# Start of Source records
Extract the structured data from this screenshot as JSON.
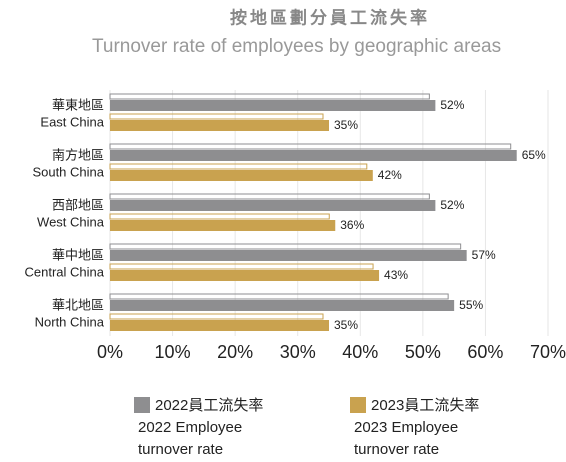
{
  "chart_data": {
    "type": "bar",
    "orientation": "horizontal",
    "title": "按地區劃分員工流失率",
    "subtitle": "Turnover rate of employees by geographic areas",
    "categories": [
      [
        "華東地區",
        "East China"
      ],
      [
        "南方地區",
        "South China"
      ],
      [
        "西部地區",
        "West China"
      ],
      [
        "華中地區",
        "Central China"
      ],
      [
        "華北地區",
        "North China"
      ]
    ],
    "series": [
      {
        "name": [
          "2022員工流失率",
          "2022 Employee",
          "turnover rate"
        ],
        "color": "#8e8e90",
        "values": [
          52,
          65,
          52,
          57,
          55
        ],
        "value_labels": [
          "52%",
          "65%",
          "52%",
          "57%",
          "55%"
        ]
      },
      {
        "name": [
          "2023員工流失率",
          "2023 Employee",
          "turnover rate"
        ],
        "color": "#c9a24f",
        "values": [
          35,
          42,
          36,
          43,
          35
        ],
        "value_labels": [
          "35%",
          "42%",
          "36%",
          "43%",
          "35%"
        ]
      }
    ],
    "xlim": [
      0,
      70
    ],
    "xticks": [
      {
        "value": 0,
        "label": "0%"
      },
      {
        "value": 10,
        "label": "10%"
      },
      {
        "value": 20,
        "label": "20%"
      },
      {
        "value": 30,
        "label": "30%"
      },
      {
        "value": 40,
        "label": "40%"
      },
      {
        "value": 50,
        "label": "50%"
      },
      {
        "value": 60,
        "label": "60%"
      },
      {
        "value": 70,
        "label": "70%"
      }
    ],
    "grid": true
  }
}
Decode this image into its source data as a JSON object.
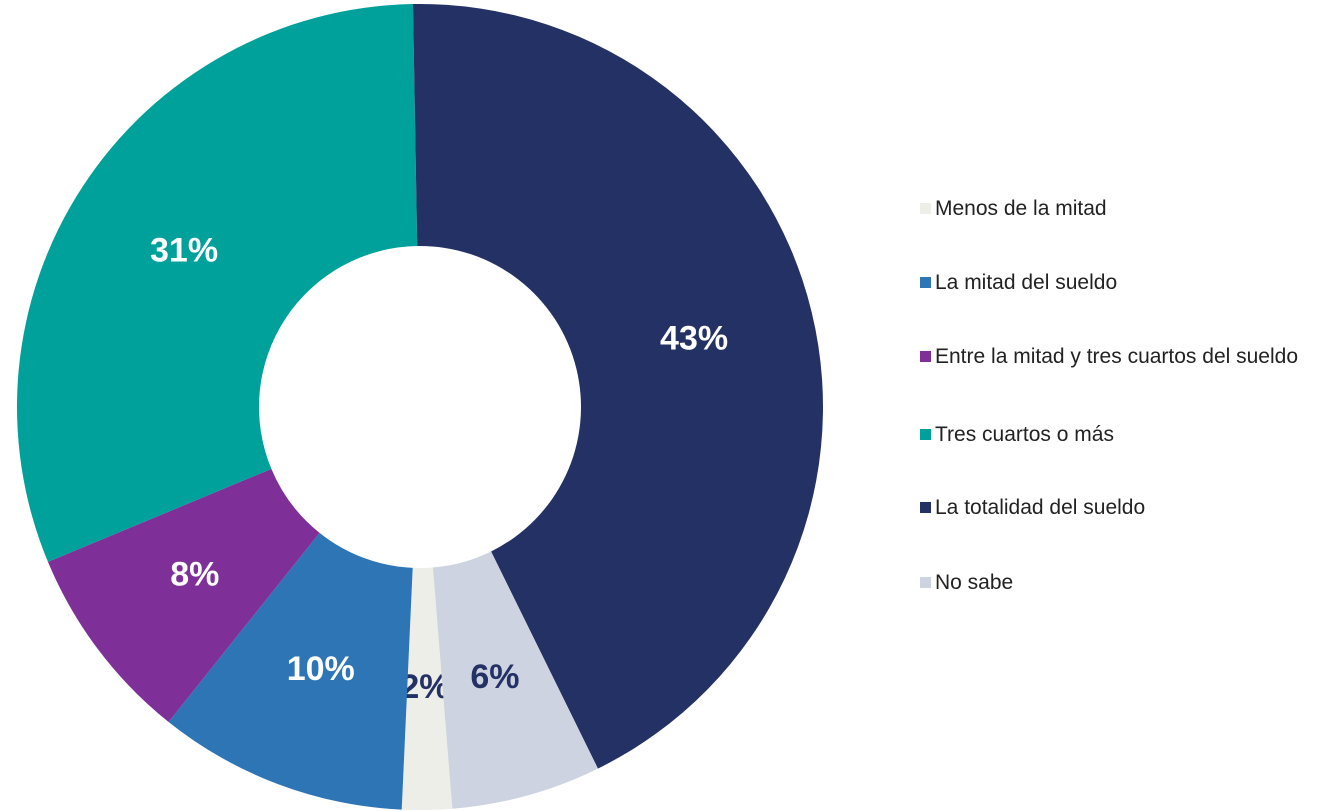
# End of Source records
- **Requirements**: Scan the entries above for the word "this" and collect each line holding it.

- **Written answer**:
Extract the structured data from this screenshot as JSON.
Decode this image into its source data as a JSON object.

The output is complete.